→ Task brief:
Omit every picture, then give all the entries again exactly.

(Stored data entries)
....

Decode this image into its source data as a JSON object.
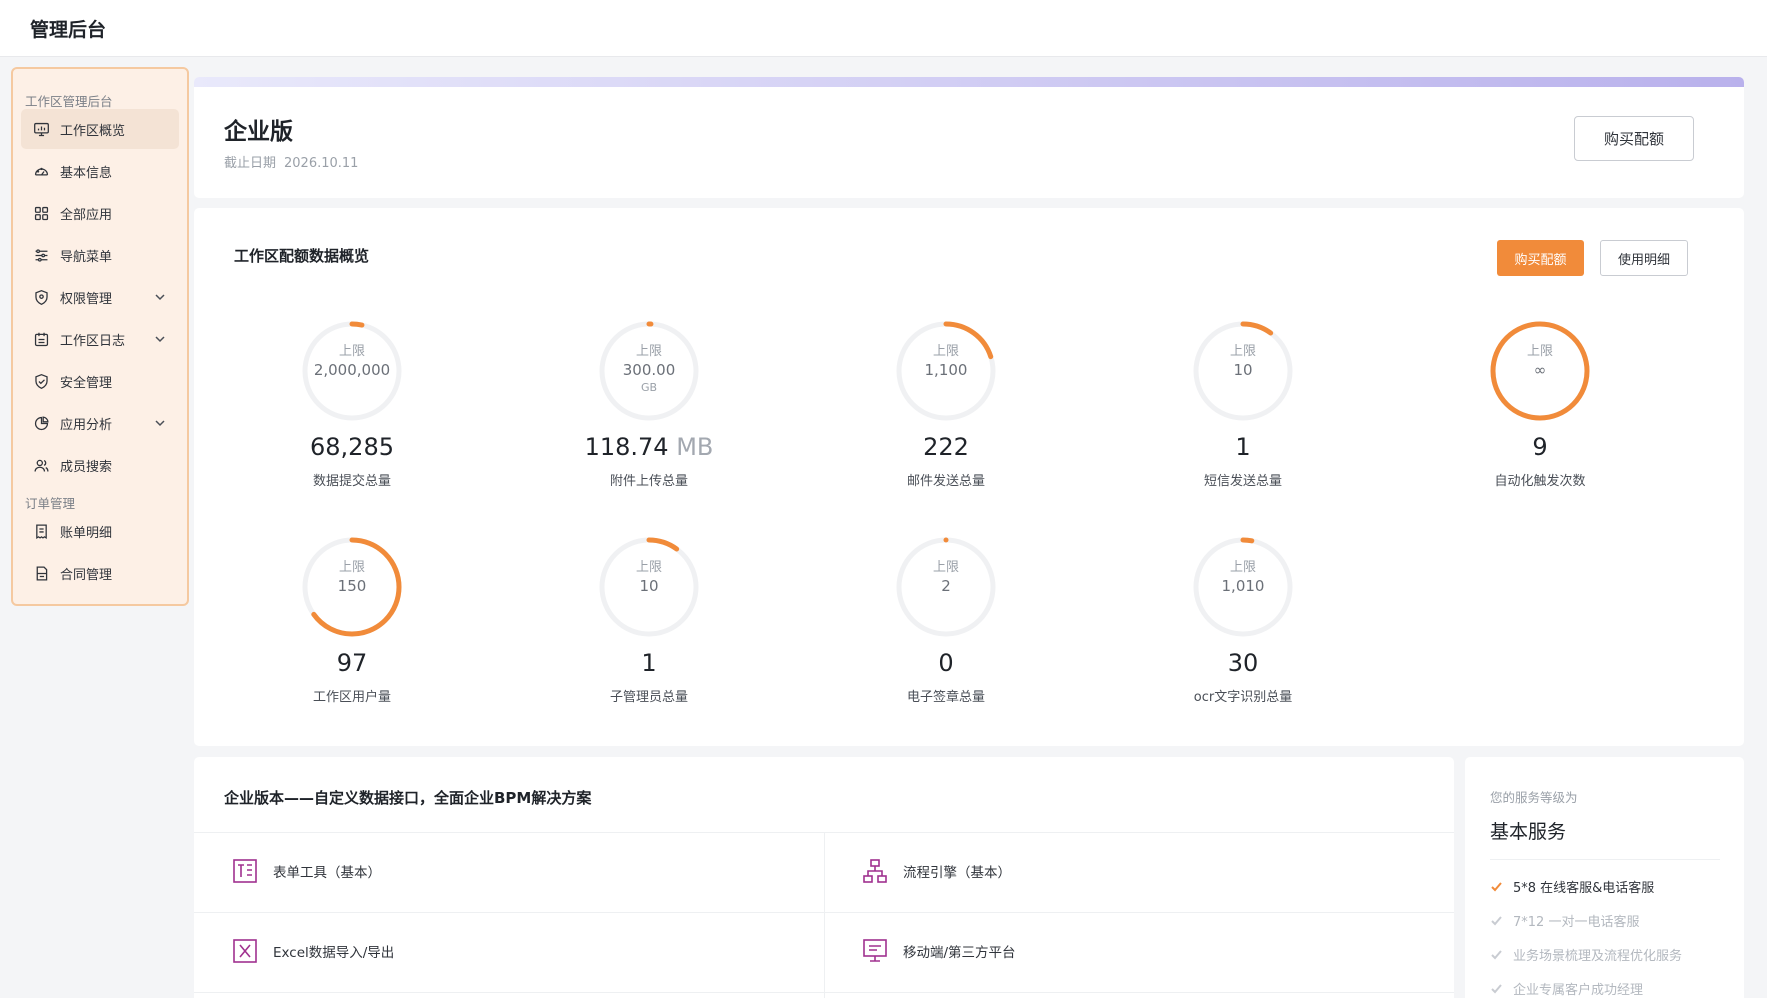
{
  "app": {
    "title": "管理后台"
  },
  "sidebar": {
    "groups": [
      {
        "label": "工作区管理后台"
      },
      {
        "label": "订单管理"
      }
    ],
    "items": [
      {
        "label": "工作区概览",
        "icon": "monitor-chart-icon",
        "active": true
      },
      {
        "label": "基本信息",
        "icon": "dashboard-gauge-icon"
      },
      {
        "label": "全部应用",
        "icon": "grid-apps-icon"
      },
      {
        "label": "导航菜单",
        "icon": "sliders-icon"
      },
      {
        "label": "权限管理",
        "icon": "shield-location-icon",
        "expandable": true
      },
      {
        "label": "工作区日志",
        "icon": "calendar-log-icon",
        "expandable": true
      },
      {
        "label": "安全管理",
        "icon": "shield-check-icon"
      },
      {
        "label": "应用分析",
        "icon": "pie-chart-icon",
        "expandable": true
      },
      {
        "label": "成员搜索",
        "icon": "users-icon"
      },
      {
        "label": "账单明细",
        "icon": "receipt-icon"
      },
      {
        "label": "合同管理",
        "icon": "contract-icon"
      }
    ]
  },
  "edition": {
    "title": "企业版",
    "date_label": "截止日期",
    "date_value": "2026.10.11",
    "buy_button": "购买配额"
  },
  "quota": {
    "title": "工作区配额数据概览",
    "buy_button": "购买配额",
    "detail_button": "使用明细",
    "limit_label": "上限",
    "accent": "#f18b3a",
    "track": "#f0f1f3",
    "items": [
      {
        "limit": "2,000,000",
        "value": "68,285",
        "label": "数据提交总量",
        "ratio": 0.034
      },
      {
        "limit": "300.00",
        "limit_unit": "GB",
        "value": "118.74",
        "value_unit": "MB",
        "label": "附件上传总量",
        "ratio": 0.006
      },
      {
        "limit": "1,100",
        "value": "222",
        "label": "邮件发送总量",
        "ratio": 0.2
      },
      {
        "limit": "10",
        "value": "1",
        "label": "短信发送总量",
        "ratio": 0.1
      },
      {
        "limit": "∞",
        "value": "9",
        "label": "自动化触发次数",
        "ratio": 1
      },
      {
        "limit": "150",
        "value": "97",
        "label": "工作区用户量",
        "ratio": 0.65
      },
      {
        "limit": "10",
        "value": "1",
        "label": "子管理员总量",
        "ratio": 0.1
      },
      {
        "limit": "2",
        "value": "0",
        "label": "电子签章总量",
        "ratio": 0
      },
      {
        "limit": "1,010",
        "value": "30",
        "label": "ocr文字识别总量",
        "ratio": 0.03
      }
    ]
  },
  "features": {
    "title": "企业版本——自定义数据接口，全面企业BPM解决方案",
    "items": [
      {
        "label": "表单工具（基本）",
        "icon": "form-tool-icon"
      },
      {
        "label": "流程引擎（基本）",
        "icon": "flow-engine-icon"
      },
      {
        "label": "Excel数据导入/导出",
        "icon": "excel-import-icon"
      },
      {
        "label": "移动端/第三方平台",
        "icon": "mobile-platform-icon"
      }
    ],
    "icon_color": "#a0318f"
  },
  "service": {
    "subtitle": "您的服务等级为",
    "title": "基本服务",
    "items": [
      {
        "label": "5*8 在线客服&电话客服",
        "enabled": true
      },
      {
        "label": "7*12 一对一电话客服",
        "enabled": false
      },
      {
        "label": "业务场景梳理及流程优化服务",
        "enabled": false
      },
      {
        "label": "企业专属客户成功经理",
        "enabled": false
      }
    ]
  }
}
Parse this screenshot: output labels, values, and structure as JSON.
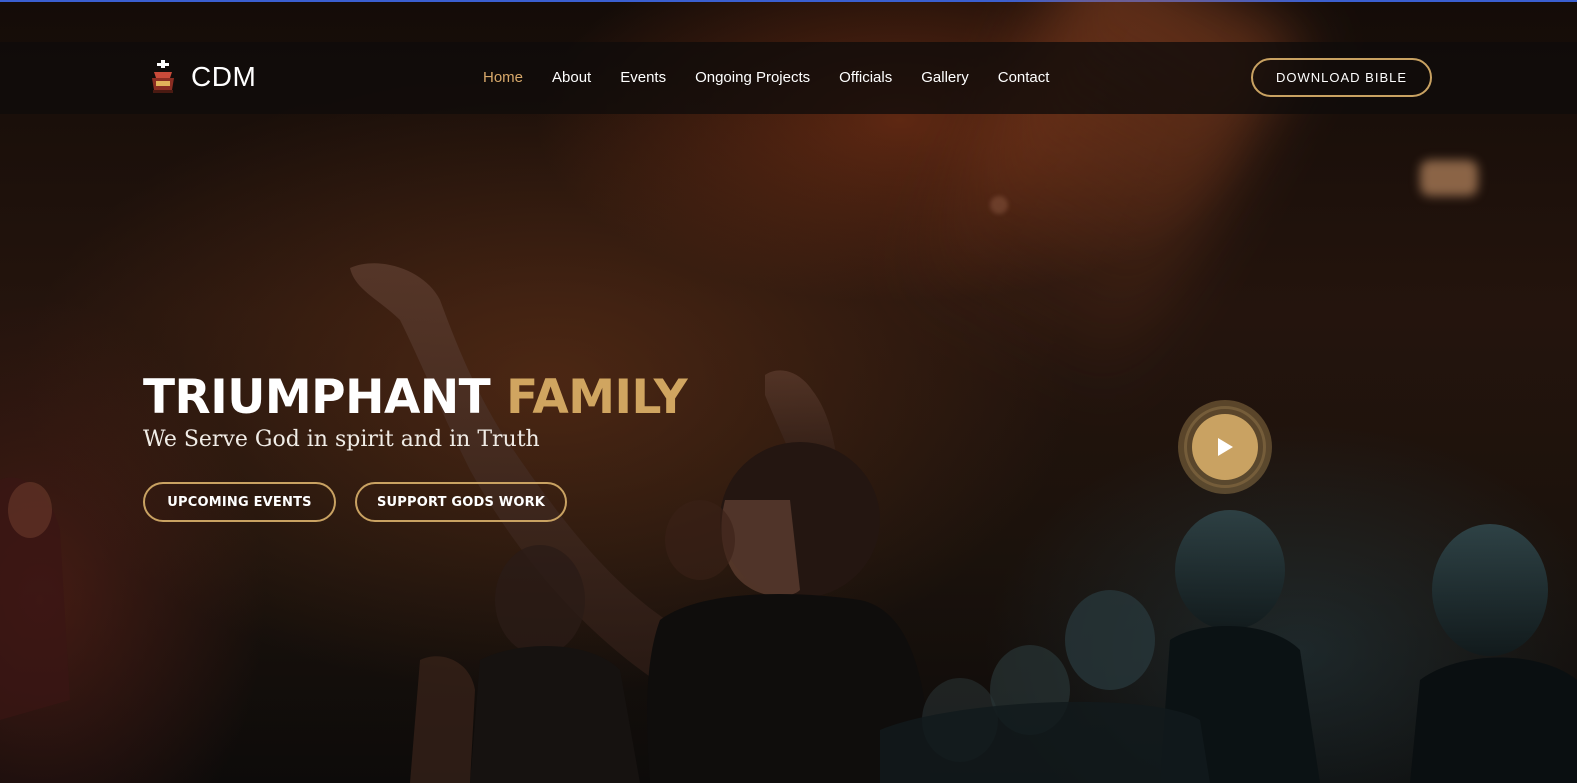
{
  "site": {
    "logo_text": "CDM",
    "logo_icon": "church-logo-icon"
  },
  "nav": {
    "items": [
      {
        "label": "Home",
        "active": true
      },
      {
        "label": "About",
        "active": false
      },
      {
        "label": "Events",
        "active": false
      },
      {
        "label": "Ongoing Projects",
        "active": false
      },
      {
        "label": "Officials",
        "active": false
      },
      {
        "label": "Gallery",
        "active": false
      },
      {
        "label": "Contact",
        "active": false
      }
    ],
    "cta_label": "DOWNLOAD BIBLE"
  },
  "hero": {
    "title_main": "TRIUMPHANT",
    "title_accent": "FAMILY",
    "subtitle": "We Serve God in spirit and in Truth",
    "buttons": [
      {
        "label": "UPCOMING EVENTS"
      },
      {
        "label": "SUPPORT GODS WORK"
      }
    ],
    "play_icon": "play-icon"
  },
  "colors": {
    "accent": "#c9a262",
    "nav_active": "#d7a86a",
    "top_line": "#3a5fd0"
  }
}
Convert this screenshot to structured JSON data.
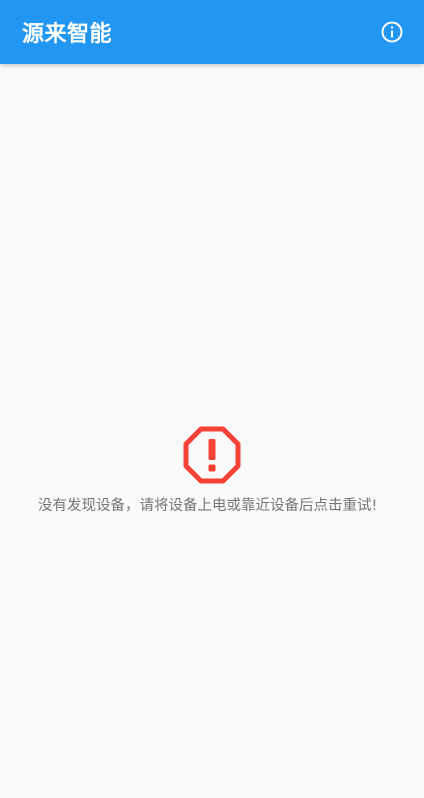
{
  "app_bar": {
    "title": "源来智能",
    "background_color": "#2196f3",
    "info_icon": "info-circle-icon"
  },
  "empty_state": {
    "icon": "warning-octagon-icon",
    "icon_color": "#f44336",
    "message": "没有发现设备，请将设备上电或靠近设备后点击重试!"
  }
}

....

→ The solution:
Decode this image into its source data as a JSON object.
{
  "app": {
    "title": "管理后台"
  },
  "sidebar": {
    "groups": [
      {
        "label": "工作区管理后台"
      },
      {
        "label": "订单管理"
      }
    ],
    "items": [
      {
        "label": "工作区概览",
        "icon": "monitor-chart-icon",
        "active": true
      },
      {
        "label": "基本信息",
        "icon": "dashboard-gauge-icon"
      },
      {
        "label": "全部应用",
        "icon": "grid-apps-icon"
      },
      {
        "label": "导航菜单",
        "icon": "sliders-icon"
      },
      {
        "label": "权限管理",
        "icon": "shield-location-icon",
        "expandable": true
      },
      {
        "label": "工作区日志",
        "icon": "calendar-log-icon",
        "expandable": true
      },
      {
        "label": "安全管理",
        "icon": "shield-check-icon"
      },
      {
        "label": "应用分析",
        "icon": "pie-chart-icon",
        "expandable": true
      },
      {
        "label": "成员搜索",
        "icon": "users-icon"
      },
      {
        "label": "账单明细",
        "icon": "receipt-icon"
      },
      {
        "label": "合同管理",
        "icon": "contract-icon"
      }
    ]
  },
  "edition": {
    "title": "企业版",
    "date_label": "截止日期",
    "date_value": "2026.10.11",
    "buy_button": "购买配额"
  },
  "quota": {
    "title": "工作区配额数据概览",
    "buy_button": "购买配额",
    "detail_button": "使用明细",
    "limit_label": "上限",
    "accent": "#f18b3a",
    "track": "#f0f1f3",
    "items": [
      {
        "limit": "2,000,000",
        "value": "68,285",
        "label": "数据提交总量",
        "ratio": 0.034
      },
      {
        "limit": "300.00",
        "limit_unit": "GB",
        "value": "118.74",
        "value_unit": "MB",
        "label": "附件上传总量",
        "ratio": 0.006
      },
      {
        "limit": "1,100",
        "value": "222",
        "label": "邮件发送总量",
        "ratio": 0.2
      },
      {
        "limit": "10",
        "value": "1",
        "label": "短信发送总量",
        "ratio": 0.1
      },
      {
        "limit": "∞",
        "value": "9",
        "label": "自动化触发次数",
        "ratio": 1
      },
      {
        "limit": "150",
        "value": "97",
        "label": "工作区用户量",
        "ratio": 0.65
      },
      {
        "limit": "10",
        "value": "1",
        "label": "子管理员总量",
        "ratio": 0.1
      },
      {
        "limit": "2",
        "value": "0",
        "label": "电子签章总量",
        "ratio": 0
      },
      {
        "limit": "1,010",
        "value": "30",
        "label": "ocr文字识别总量",
        "ratio": 0.03
      }
    ]
  },
  "features": {
    "title": "企业版本——自定义数据接口，全面企业BPM解决方案",
    "items": [
      {
        "label": "表单工具（基本）",
        "icon": "form-tool-icon"
      },
      {
        "label": "流程引擎（基本）",
        "icon": "flow-engine-icon"
      },
      {
        "label": "Excel数据导入/导出",
        "icon": "excel-import-icon"
      },
      {
        "label": "移动端/第三方平台",
        "icon": "mobile-platform-icon"
      }
    ],
    "icon_color": "#a0318f"
  },
  "service": {
    "subtitle": "您的服务等级为",
    "title": "基本服务",
    "items": [
      {
        "label": "5*8 在线客服&电话客服",
        "enabled": true
      },
      {
        "label": "7*12 一对一电话客服",
        "enabled": false
      },
      {
        "label": "业务场景梳理及流程优化服务",
        "enabled": false
      },
      {
        "label": "企业专属客户成功经理",
        "enabled": false
      }
    ]
  }
}
Parse this screenshot: output labels, values, and structure as JSON.
{
  "site": {
    "logo_text": "CDM",
    "logo_icon": "church-logo-icon"
  },
  "nav": {
    "items": [
      {
        "label": "Home",
        "active": true
      },
      {
        "label": "About",
        "active": false
      },
      {
        "label": "Events",
        "active": false
      },
      {
        "label": "Ongoing Projects",
        "active": false
      },
      {
        "label": "Officials",
        "active": false
      },
      {
        "label": "Gallery",
        "active": false
      },
      {
        "label": "Contact",
        "active": false
      }
    ],
    "cta_label": "DOWNLOAD BIBLE"
  },
  "hero": {
    "title_main": "TRIUMPHANT",
    "title_accent": "FAMILY",
    "subtitle": "We Serve God in spirit and in Truth",
    "buttons": [
      {
        "label": "UPCOMING EVENTS"
      },
      {
        "label": "SUPPORT GODS WORK"
      }
    ],
    "play_icon": "play-icon"
  },
  "colors": {
    "accent": "#c9a262",
    "nav_active": "#d7a86a",
    "top_line": "#3a5fd0"
  }
}
Convert this screenshot to structured JSON data.
{
  "app_bar": {
    "title": "源来智能",
    "background_color": "#2196f3",
    "info_icon": "info-circle-icon"
  },
  "empty_state": {
    "icon": "warning-octagon-icon",
    "icon_color": "#f44336",
    "message": "没有发现设备，请将设备上电或靠近设备后点击重试!"
  }
}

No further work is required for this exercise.